● RECORDS SHOWN:
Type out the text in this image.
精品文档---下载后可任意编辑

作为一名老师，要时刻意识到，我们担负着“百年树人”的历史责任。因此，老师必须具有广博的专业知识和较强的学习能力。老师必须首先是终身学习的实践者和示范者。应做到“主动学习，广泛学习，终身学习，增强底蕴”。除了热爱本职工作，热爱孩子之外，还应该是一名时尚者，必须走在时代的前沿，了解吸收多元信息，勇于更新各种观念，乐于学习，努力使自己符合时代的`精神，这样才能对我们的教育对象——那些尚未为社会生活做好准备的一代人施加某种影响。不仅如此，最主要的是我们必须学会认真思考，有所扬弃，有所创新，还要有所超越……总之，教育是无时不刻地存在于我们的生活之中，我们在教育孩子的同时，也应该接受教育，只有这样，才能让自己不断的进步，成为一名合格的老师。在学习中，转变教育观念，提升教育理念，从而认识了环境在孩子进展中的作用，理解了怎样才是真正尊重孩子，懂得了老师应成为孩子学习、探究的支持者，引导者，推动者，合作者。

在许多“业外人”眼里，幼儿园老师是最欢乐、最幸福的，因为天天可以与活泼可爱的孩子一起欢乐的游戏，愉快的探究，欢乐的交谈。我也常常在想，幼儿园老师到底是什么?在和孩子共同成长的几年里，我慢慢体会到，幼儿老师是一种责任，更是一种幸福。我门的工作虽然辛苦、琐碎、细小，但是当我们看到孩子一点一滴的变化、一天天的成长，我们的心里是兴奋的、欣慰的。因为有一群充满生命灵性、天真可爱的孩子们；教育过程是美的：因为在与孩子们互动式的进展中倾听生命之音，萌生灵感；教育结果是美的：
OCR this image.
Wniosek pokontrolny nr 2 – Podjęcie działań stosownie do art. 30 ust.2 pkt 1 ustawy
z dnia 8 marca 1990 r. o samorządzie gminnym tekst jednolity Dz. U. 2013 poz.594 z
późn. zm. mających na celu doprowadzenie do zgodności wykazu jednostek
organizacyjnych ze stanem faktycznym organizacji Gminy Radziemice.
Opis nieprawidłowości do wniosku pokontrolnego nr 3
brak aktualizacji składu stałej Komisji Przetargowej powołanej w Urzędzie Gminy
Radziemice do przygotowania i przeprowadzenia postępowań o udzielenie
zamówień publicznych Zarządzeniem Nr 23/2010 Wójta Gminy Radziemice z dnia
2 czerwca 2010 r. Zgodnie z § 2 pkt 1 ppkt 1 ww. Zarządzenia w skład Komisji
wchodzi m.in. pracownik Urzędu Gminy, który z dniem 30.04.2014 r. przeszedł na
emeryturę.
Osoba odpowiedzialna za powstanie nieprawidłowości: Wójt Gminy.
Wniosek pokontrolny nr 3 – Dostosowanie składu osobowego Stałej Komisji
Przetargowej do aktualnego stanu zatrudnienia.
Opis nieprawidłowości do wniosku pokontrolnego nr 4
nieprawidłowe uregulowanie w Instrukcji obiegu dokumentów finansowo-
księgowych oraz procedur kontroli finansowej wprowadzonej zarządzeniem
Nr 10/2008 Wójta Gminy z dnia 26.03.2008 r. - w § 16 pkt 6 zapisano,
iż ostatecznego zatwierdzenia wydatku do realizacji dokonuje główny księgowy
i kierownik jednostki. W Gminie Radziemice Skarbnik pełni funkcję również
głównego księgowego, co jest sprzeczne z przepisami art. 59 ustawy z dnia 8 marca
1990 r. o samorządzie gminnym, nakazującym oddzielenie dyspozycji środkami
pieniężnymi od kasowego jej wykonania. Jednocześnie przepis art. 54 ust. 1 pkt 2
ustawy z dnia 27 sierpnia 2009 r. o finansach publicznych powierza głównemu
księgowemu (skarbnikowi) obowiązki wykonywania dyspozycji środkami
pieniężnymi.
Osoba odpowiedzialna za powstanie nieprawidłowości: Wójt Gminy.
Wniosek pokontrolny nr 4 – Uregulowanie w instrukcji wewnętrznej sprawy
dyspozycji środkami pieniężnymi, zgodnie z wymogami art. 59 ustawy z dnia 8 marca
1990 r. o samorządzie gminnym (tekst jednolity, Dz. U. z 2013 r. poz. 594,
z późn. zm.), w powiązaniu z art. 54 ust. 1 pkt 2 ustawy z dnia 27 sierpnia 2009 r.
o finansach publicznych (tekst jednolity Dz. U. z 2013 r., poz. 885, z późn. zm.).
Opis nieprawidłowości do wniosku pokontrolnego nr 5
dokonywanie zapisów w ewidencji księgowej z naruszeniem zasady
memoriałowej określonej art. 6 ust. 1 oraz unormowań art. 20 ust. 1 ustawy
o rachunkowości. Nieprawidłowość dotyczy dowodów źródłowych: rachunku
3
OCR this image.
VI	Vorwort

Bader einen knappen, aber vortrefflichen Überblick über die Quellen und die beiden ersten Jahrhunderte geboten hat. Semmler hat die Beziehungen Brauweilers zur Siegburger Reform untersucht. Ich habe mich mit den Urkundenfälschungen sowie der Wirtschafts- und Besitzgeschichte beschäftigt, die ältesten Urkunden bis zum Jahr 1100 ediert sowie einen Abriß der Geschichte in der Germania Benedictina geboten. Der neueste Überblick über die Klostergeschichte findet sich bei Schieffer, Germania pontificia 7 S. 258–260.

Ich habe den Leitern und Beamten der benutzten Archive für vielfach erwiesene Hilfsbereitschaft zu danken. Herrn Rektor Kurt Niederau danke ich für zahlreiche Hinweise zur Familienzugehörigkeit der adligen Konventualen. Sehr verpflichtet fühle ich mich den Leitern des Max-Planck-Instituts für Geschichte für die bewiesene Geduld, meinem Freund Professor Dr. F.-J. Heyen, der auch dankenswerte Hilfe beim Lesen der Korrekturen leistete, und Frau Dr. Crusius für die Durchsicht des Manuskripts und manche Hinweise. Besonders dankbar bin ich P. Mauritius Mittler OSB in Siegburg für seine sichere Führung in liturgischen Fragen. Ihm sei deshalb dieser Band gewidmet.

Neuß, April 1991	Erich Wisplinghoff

● TASK REQUIREMENTS:
Pick out all the lines with the word "Gminy" in them and copy them.

● REPLY TO THE TASK:
organizacyjnych ze stanem faktycznym organizacji Gminy Radziemice.
brak aktualizacji składu stałej Komisji Przetargowej powołanej w Urzędzie Gminy
zamówień publicznych Zarządzeniem Nr 23/2010 Wójta Gminy Radziemice z dnia
wchodzi m.in. pracownik Urzędu Gminy, który z dniem 30.04.2014 r. przeszedł na
Osoba odpowiedzialna za powstanie nieprawidłowości: Wójt Gminy.
Nr 10/2008 Wójta Gminy z dnia 26.03.2008 r. - w § 16 pkt 6 zapisano,
Osoba odpowiedzialna za powstanie nieprawidłowości: Wójt Gminy.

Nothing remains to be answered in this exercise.